» Description of the task: Each record below should appear again exactly as written.

— START Source records —

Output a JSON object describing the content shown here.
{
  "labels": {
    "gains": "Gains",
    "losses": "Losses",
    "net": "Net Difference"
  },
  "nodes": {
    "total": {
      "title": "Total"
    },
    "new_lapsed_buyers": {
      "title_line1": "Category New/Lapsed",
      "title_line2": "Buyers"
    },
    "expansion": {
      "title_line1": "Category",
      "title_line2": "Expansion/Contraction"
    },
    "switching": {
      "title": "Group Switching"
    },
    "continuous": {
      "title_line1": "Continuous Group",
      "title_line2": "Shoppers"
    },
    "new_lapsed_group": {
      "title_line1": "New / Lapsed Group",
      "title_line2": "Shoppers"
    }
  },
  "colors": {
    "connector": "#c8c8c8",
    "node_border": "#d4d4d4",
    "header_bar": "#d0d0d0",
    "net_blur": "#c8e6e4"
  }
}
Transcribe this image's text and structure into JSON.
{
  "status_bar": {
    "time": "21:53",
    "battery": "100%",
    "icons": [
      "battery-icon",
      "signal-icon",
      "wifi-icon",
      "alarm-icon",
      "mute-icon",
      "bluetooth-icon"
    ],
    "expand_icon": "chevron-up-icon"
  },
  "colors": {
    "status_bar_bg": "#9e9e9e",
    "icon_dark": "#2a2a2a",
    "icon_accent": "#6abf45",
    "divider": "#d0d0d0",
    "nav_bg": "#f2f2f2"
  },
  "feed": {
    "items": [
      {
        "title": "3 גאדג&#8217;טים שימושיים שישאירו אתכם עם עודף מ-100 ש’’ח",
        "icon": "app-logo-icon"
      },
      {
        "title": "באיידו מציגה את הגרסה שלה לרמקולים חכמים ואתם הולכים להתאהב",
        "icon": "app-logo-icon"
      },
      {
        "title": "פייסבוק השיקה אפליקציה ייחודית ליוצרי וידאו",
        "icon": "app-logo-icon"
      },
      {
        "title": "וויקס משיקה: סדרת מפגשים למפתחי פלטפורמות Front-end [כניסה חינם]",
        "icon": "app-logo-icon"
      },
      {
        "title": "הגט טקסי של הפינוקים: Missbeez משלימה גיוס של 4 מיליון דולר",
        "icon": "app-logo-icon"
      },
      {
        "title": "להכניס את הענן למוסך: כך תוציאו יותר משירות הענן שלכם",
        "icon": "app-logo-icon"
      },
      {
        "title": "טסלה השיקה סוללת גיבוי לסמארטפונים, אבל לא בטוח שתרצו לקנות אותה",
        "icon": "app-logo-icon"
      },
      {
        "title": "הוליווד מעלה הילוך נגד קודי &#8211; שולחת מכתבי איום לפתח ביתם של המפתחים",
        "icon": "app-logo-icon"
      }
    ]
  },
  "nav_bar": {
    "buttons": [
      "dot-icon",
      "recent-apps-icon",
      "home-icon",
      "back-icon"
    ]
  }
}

— END Source records —

» Answer:
Output a JSON object describing the content shown here.
{
  "labels": {
    "gains": "Gains",
    "losses": "Losses",
    "net": "Net Difference"
  },
  "nodes": {
    "total": {
      "title": "Total"
    },
    "new_lapsed_buyers": {
      "title_line1": "Category New/Lapsed",
      "title_line2": "Buyers"
    },
    "expansion": {
      "title_line1": "Category",
      "title_line2": "Expansion/Contraction"
    },
    "switching": {
      "title": "Group Switching"
    },
    "continuous": {
      "title_line1": "Continuous Group",
      "title_line2": "Shoppers"
    },
    "new_lapsed_group": {
      "title_line1": "New / Lapsed Group",
      "title_line2": "Shoppers"
    }
  },
  "colors": {
    "connector": "#c8c8c8",
    "node_border": "#d4d4d4",
    "header_bar": "#d0d0d0",
    "net_blur": "#c8e6e4"
  }
}
Transcribe this image's text and structure into JSON.
{
  "status_bar": {
    "time": "21:53",
    "battery": "100%",
    "icons": [
      "battery-icon",
      "signal-icon",
      "wifi-icon",
      "alarm-icon",
      "mute-icon",
      "bluetooth-icon"
    ],
    "expand_icon": "chevron-up-icon"
  },
  "colors": {
    "status_bar_bg": "#9e9e9e",
    "icon_dark": "#2a2a2a",
    "icon_accent": "#6abf45",
    "divider": "#d0d0d0",
    "nav_bg": "#f2f2f2"
  },
  "feed": {
    "items": [
      {
        "title": "3 גאדג&#8217;טים שימושיים שישאירו אתכם עם עודף מ-100 ש’’ח",
        "icon": "app-logo-icon"
      },
      {
        "title": "באיידו מציגה את הגרסה שלה לרמקולים חכמים ואתם הולכים להתאהב",
        "icon": "app-logo-icon"
      },
      {
        "title": "פייסבוק השיקה אפליקציה ייחודית ליוצרי וידאו",
        "icon": "app-logo-icon"
      },
      {
        "title": "וויקס משיקה: סדרת מפגשים למפתחי פלטפורמות Front-end [כניסה חינם]",
        "icon": "app-logo-icon"
      },
      {
        "title": "הגט טקסי של הפינוקים: Missbeez משלימה גיוס של 4 מיליון דולר",
        "icon": "app-logo-icon"
      },
      {
        "title": "להכניס את הענן למוסך: כך תוציאו יותר משירות הענן שלכם",
        "icon": "app-logo-icon"
      },
      {
        "title": "טסלה השיקה סוללת גיבוי לסמארטפונים, אבל לא בטוח שתרצו לקנות אותה",
        "icon": "app-logo-icon"
      },
      {
        "title": "הוליווד מעלה הילוך נגד קודי &#8211; שולחת מכתבי איום לפתח ביתם של המפתחים",
        "icon": "app-logo-icon"
      }
    ]
  },
  "nav_bar": {
    "buttons": [
      "dot-icon",
      "recent-apps-icon",
      "home-icon",
      "back-icon"
    ]
  }
}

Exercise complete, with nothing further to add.